— What the task asks —
Copy out all the lines in the records that include the word "Me₂CH".
-- START Supplied records --
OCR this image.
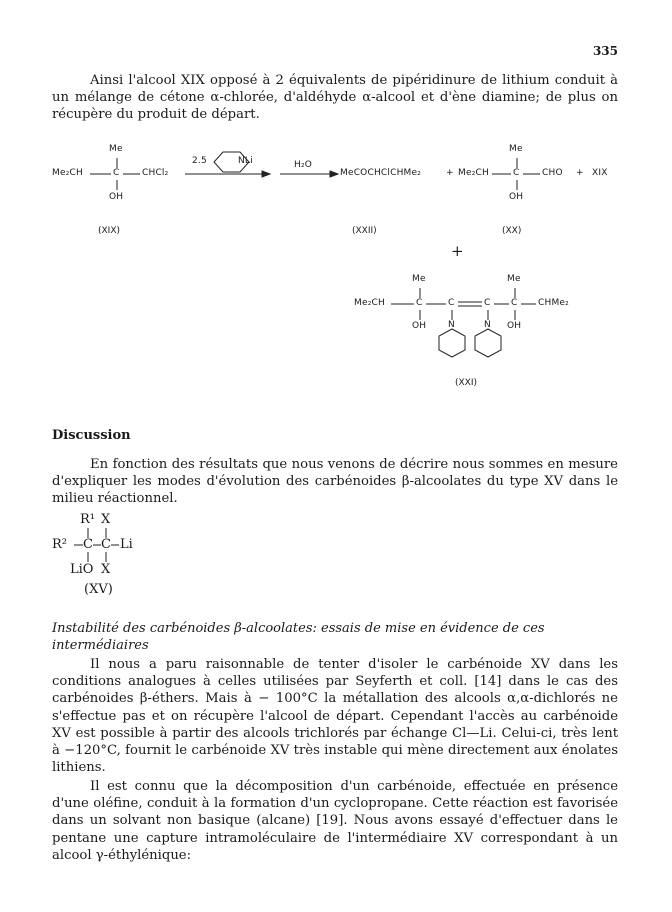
335
Ainsi l'alcool XIX opposé à 2 équivalents de pipéridinure de lithium conduit à un mélange de cétone α-chlorée, d'aldéhyde α-alcool et d'ène diamine; de plus on récupère du produit de départ.
Me
Me₂CH	C	CHCl₂
OH
(XIX)
2.5	NLi	H₂O
MeCOCHClCHMe₂
(XXII)
+
Me
Me₂CH	C	CHO
OH
(XX)
+ XIX
+
Me	Me
Me₂CH	C	C	C C CHMe₂
OH N	N OH
(XXI)
Discussion
En fonction des résultats que nous venons de décrire nous sommes en mesure d'expliquer les modes d'évolution des carbénoides β-alcoolates du type XV dans le milieu réactionnel.
R¹ X
R² C C Li
LiO X
(XV)
Instabilité des carbénoides β-alcoolates: essais de mise en évidence de ces intermédiaires
Il nous a paru raisonnable de tenter d'isoler le carbénoide XV dans les conditions analogues à celles utilisées par Seyferth et coll. [14] dans le cas des carbénoides β-éthers. Mais à − 100°C la métallation des alcools α,α-dichlorés ne s'effectue pas et on récupère l'alcool de départ. Cependant l'accès au carbénoide XV est possible à partir des alcools trichlorés par échange Cl—Li. Celui-ci, très lent à −120°C, fournit le carbénoide XV très instable qui mène directement aux énolates lithiens.
Il est connu que la décomposition d'un carbénoide, effectuée en présence d'une oléfine, conduit à la formation d'un cyclopropane. Cette réaction est favorisée dans un solvant non basique (alcane) [19]. Nous avons essayé d'effectuer dans le pentane une capture intramoléculaire de l'intermédiaire XV correspondant à un alcool γ-éthylénique:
-- END Supplied records --
— Response for this exercise —
Me₂CH	C	CHCl₂
Me₂CH	C	CHO
Me₂CH	C	C	C C CHMe₂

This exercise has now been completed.